__YOUR GOAL__
The listing below should be copied in full, word for word.

A block of data
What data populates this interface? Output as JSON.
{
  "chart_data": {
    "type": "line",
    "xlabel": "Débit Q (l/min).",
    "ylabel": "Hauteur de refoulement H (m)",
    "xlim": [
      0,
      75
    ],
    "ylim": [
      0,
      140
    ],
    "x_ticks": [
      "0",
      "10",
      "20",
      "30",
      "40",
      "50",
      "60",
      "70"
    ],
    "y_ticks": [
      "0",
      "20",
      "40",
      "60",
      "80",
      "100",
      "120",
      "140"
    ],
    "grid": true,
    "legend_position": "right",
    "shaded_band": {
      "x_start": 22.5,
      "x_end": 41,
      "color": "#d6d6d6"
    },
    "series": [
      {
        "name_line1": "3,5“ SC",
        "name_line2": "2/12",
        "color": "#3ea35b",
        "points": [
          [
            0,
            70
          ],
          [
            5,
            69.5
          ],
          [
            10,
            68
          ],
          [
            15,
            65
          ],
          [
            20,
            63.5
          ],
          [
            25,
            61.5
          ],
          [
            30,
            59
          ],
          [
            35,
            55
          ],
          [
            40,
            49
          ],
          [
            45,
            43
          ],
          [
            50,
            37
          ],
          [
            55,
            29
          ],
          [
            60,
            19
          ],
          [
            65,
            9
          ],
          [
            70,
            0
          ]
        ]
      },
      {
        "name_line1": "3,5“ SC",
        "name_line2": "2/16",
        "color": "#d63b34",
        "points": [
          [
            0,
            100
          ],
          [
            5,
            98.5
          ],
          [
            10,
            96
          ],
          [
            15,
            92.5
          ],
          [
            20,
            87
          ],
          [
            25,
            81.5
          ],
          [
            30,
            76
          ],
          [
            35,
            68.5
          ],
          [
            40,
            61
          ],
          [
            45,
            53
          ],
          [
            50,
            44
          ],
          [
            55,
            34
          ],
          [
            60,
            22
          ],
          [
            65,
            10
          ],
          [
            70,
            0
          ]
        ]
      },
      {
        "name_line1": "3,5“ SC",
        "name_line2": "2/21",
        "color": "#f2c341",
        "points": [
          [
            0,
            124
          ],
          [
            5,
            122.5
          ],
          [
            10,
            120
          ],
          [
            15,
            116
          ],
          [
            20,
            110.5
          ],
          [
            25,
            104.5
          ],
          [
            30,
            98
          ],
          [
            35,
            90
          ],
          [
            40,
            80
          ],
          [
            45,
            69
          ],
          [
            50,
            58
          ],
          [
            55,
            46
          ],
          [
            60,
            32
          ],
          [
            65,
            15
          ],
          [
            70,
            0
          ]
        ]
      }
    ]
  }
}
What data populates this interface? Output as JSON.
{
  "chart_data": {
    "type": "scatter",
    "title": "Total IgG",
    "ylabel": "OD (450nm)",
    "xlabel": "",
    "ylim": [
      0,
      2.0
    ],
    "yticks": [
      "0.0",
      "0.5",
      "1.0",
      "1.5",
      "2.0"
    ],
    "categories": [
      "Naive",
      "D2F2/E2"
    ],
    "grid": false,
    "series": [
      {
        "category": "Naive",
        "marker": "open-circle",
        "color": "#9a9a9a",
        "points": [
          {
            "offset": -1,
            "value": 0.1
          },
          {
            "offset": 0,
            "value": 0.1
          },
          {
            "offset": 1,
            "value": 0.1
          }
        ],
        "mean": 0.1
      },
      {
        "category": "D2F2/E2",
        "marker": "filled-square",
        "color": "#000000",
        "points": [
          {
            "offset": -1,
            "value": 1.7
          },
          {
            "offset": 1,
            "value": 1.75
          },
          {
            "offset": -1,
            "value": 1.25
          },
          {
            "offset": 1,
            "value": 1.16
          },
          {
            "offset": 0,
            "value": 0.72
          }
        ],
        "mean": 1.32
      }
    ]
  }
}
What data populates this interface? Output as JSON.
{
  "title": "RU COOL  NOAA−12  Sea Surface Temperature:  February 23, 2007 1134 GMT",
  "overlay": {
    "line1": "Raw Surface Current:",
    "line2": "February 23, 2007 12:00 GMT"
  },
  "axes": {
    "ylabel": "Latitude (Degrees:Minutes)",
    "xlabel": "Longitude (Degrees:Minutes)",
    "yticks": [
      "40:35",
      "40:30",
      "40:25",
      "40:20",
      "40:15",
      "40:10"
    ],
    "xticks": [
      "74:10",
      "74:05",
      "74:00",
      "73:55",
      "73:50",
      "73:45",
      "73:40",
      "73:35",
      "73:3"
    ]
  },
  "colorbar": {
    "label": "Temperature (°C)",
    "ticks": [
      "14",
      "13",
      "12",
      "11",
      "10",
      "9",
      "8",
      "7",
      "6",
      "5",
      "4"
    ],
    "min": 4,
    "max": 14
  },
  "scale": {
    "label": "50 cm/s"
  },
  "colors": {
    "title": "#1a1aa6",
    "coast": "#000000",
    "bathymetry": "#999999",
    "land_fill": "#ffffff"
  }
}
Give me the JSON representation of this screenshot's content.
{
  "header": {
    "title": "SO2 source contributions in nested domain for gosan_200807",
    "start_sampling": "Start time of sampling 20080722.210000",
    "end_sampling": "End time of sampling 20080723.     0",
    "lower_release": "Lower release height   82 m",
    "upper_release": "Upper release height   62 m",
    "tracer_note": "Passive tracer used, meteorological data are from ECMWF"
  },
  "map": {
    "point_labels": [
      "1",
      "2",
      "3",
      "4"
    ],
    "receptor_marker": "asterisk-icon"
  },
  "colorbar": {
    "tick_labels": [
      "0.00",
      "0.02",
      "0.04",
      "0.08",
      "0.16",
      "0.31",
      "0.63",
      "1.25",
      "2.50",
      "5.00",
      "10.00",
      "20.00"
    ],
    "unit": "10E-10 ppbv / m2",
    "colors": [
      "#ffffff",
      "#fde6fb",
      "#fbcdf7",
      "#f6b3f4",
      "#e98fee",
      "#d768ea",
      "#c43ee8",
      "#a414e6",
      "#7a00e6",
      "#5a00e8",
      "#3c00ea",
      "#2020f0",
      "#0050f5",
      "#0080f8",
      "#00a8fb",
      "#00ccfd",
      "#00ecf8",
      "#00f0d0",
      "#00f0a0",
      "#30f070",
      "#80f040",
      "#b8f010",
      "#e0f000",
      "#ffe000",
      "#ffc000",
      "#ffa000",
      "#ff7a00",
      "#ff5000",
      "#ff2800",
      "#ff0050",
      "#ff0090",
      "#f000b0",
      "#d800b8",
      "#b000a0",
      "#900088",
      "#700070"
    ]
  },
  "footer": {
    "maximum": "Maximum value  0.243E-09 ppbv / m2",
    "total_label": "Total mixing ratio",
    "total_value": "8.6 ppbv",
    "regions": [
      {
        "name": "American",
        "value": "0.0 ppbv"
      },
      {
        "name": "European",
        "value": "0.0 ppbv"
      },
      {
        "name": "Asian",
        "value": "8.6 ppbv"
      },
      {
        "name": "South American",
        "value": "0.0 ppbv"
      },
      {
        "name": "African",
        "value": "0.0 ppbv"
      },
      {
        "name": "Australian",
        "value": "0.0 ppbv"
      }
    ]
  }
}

__ANSWER TO THE TASK__
What data populates this interface? Output as JSON.
{
  "chart_data": {
    "type": "line",
    "xlabel": "Débit Q (l/min).",
    "ylabel": "Hauteur de refoulement H (m)",
    "xlim": [
      0,
      75
    ],
    "ylim": [
      0,
      140
    ],
    "x_ticks": [
      "0",
      "10",
      "20",
      "30",
      "40",
      "50",
      "60",
      "70"
    ],
    "y_ticks": [
      "0",
      "20",
      "40",
      "60",
      "80",
      "100",
      "120",
      "140"
    ],
    "grid": true,
    "legend_position": "right",
    "shaded_band": {
      "x_start": 22.5,
      "x_end": 41,
      "color": "#d6d6d6"
    },
    "series": [
      {
        "name_line1": "3,5“ SC",
        "name_line2": "2/12",
        "color": "#3ea35b",
        "points": [
          [
            0,
            70
          ],
          [
            5,
            69.5
          ],
          [
            10,
            68
          ],
          [
            15,
            65
          ],
          [
            20,
            63.5
          ],
          [
            25,
            61.5
          ],
          [
            30,
            59
          ],
          [
            35,
            55
          ],
          [
            40,
            49
          ],
          [
            45,
            43
          ],
          [
            50,
            37
          ],
          [
            55,
            29
          ],
          [
            60,
            19
          ],
          [
            65,
            9
          ],
          [
            70,
            0
          ]
        ]
      },
      {
        "name_line1": "3,5“ SC",
        "name_line2": "2/16",
        "color": "#d63b34",
        "points": [
          [
            0,
            100
          ],
          [
            5,
            98.5
          ],
          [
            10,
            96
          ],
          [
            15,
            92.5
          ],
          [
            20,
            87
          ],
          [
            25,
            81.5
          ],
          [
            30,
            76
          ],
          [
            35,
            68.5
          ],
          [
            40,
            61
          ],
          [
            45,
            53
          ],
          [
            50,
            44
          ],
          [
            55,
            34
          ],
          [
            60,
            22
          ],
          [
            65,
            10
          ],
          [
            70,
            0
          ]
        ]
      },
      {
        "name_line1": "3,5“ SC",
        "name_line2": "2/21",
        "color": "#f2c341",
        "points": [
          [
            0,
            124
          ],
          [
            5,
            122.5
          ],
          [
            10,
            120
          ],
          [
            15,
            116
          ],
          [
            20,
            110.5
          ],
          [
            25,
            104.5
          ],
          [
            30,
            98
          ],
          [
            35,
            90
          ],
          [
            40,
            80
          ],
          [
            45,
            69
          ],
          [
            50,
            58
          ],
          [
            55,
            46
          ],
          [
            60,
            32
          ],
          [
            65,
            15
          ],
          [
            70,
            0
          ]
        ]
      }
    ]
  }
}
What data populates this interface? Output as JSON.
{
  "chart_data": {
    "type": "scatter",
    "title": "Total IgG",
    "ylabel": "OD (450nm)",
    "xlabel": "",
    "ylim": [
      0,
      2.0
    ],
    "yticks": [
      "0.0",
      "0.5",
      "1.0",
      "1.5",
      "2.0"
    ],
    "categories": [
      "Naive",
      "D2F2/E2"
    ],
    "grid": false,
    "series": [
      {
        "category": "Naive",
        "marker": "open-circle",
        "color": "#9a9a9a",
        "points": [
          {
            "offset": -1,
            "value": 0.1
          },
          {
            "offset": 0,
            "value": 0.1
          },
          {
            "offset": 1,
            "value": 0.1
          }
        ],
        "mean": 0.1
      },
      {
        "category": "D2F2/E2",
        "marker": "filled-square",
        "color": "#000000",
        "points": [
          {
            "offset": -1,
            "value": 1.7
          },
          {
            "offset": 1,
            "value": 1.75
          },
          {
            "offset": -1,
            "value": 1.25
          },
          {
            "offset": 1,
            "value": 1.16
          },
          {
            "offset": 0,
            "value": 0.72
          }
        ],
        "mean": 1.32
      }
    ]
  }
}
What data populates this interface? Output as JSON.
{
  "title": "RU COOL  NOAA−12  Sea Surface Temperature:  February 23, 2007 1134 GMT",
  "overlay": {
    "line1": "Raw Surface Current:",
    "line2": "February 23, 2007 12:00 GMT"
  },
  "axes": {
    "ylabel": "Latitude (Degrees:Minutes)",
    "xlabel": "Longitude (Degrees:Minutes)",
    "yticks": [
      "40:35",
      "40:30",
      "40:25",
      "40:20",
      "40:15",
      "40:10"
    ],
    "xticks": [
      "74:10",
      "74:05",
      "74:00",
      "73:55",
      "73:50",
      "73:45",
      "73:40",
      "73:35",
      "73:3"
    ]
  },
  "colorbar": {
    "label": "Temperature (°C)",
    "ticks": [
      "14",
      "13",
      "12",
      "11",
      "10",
      "9",
      "8",
      "7",
      "6",
      "5",
      "4"
    ],
    "min": 4,
    "max": 14
  },
  "scale": {
    "label": "50 cm/s"
  },
  "colors": {
    "title": "#1a1aa6",
    "coast": "#000000",
    "bathymetry": "#999999",
    "land_fill": "#ffffff"
  }
}
Give me the JSON representation of this screenshot's content.
{
  "header": {
    "title": "SO2 source contributions in nested domain for gosan_200807",
    "start_sampling": "Start time of sampling 20080722.210000",
    "end_sampling": "End time of sampling 20080723.     0",
    "lower_release": "Lower release height   82 m",
    "upper_release": "Upper release height   62 m",
    "tracer_note": "Passive tracer used, meteorological data are from ECMWF"
  },
  "map": {
    "point_labels": [
      "1",
      "2",
      "3",
      "4"
    ],
    "receptor_marker": "asterisk-icon"
  },
  "colorbar": {
    "tick_labels": [
      "0.00",
      "0.02",
      "0.04",
      "0.08",
      "0.16",
      "0.31",
      "0.63",
      "1.25",
      "2.50",
      "5.00",
      "10.00",
      "20.00"
    ],
    "unit": "10E-10 ppbv / m2",
    "colors": [
      "#ffffff",
      "#fde6fb",
      "#fbcdf7",
      "#f6b3f4",
      "#e98fee",
      "#d768ea",
      "#c43ee8",
      "#a414e6",
      "#7a00e6",
      "#5a00e8",
      "#3c00ea",
      "#2020f0",
      "#0050f5",
      "#0080f8",
      "#00a8fb",
      "#00ccfd",
      "#00ecf8",
      "#00f0d0",
      "#00f0a0",
      "#30f070",
      "#80f040",
      "#b8f010",
      "#e0f000",
      "#ffe000",
      "#ffc000",
      "#ffa000",
      "#ff7a00",
      "#ff5000",
      "#ff2800",
      "#ff0050",
      "#ff0090",
      "#f000b0",
      "#d800b8",
      "#b000a0",
      "#900088",
      "#700070"
    ]
  },
  "footer": {
    "maximum": "Maximum value  0.243E-09 ppbv / m2",
    "total_label": "Total mixing ratio",
    "total_value": "8.6 ppbv",
    "regions": [
      {
        "name": "American",
        "value": "0.0 ppbv"
      },
      {
        "name": "European",
        "value": "0.0 ppbv"
      },
      {
        "name": "Asian",
        "value": "8.6 ppbv"
      },
      {
        "name": "South American",
        "value": "0.0 ppbv"
      },
      {
        "name": "African",
        "value": "0.0 ppbv"
      },
      {
        "name": "Australian",
        "value": "0.0 ppbv"
      }
    ]
  }
}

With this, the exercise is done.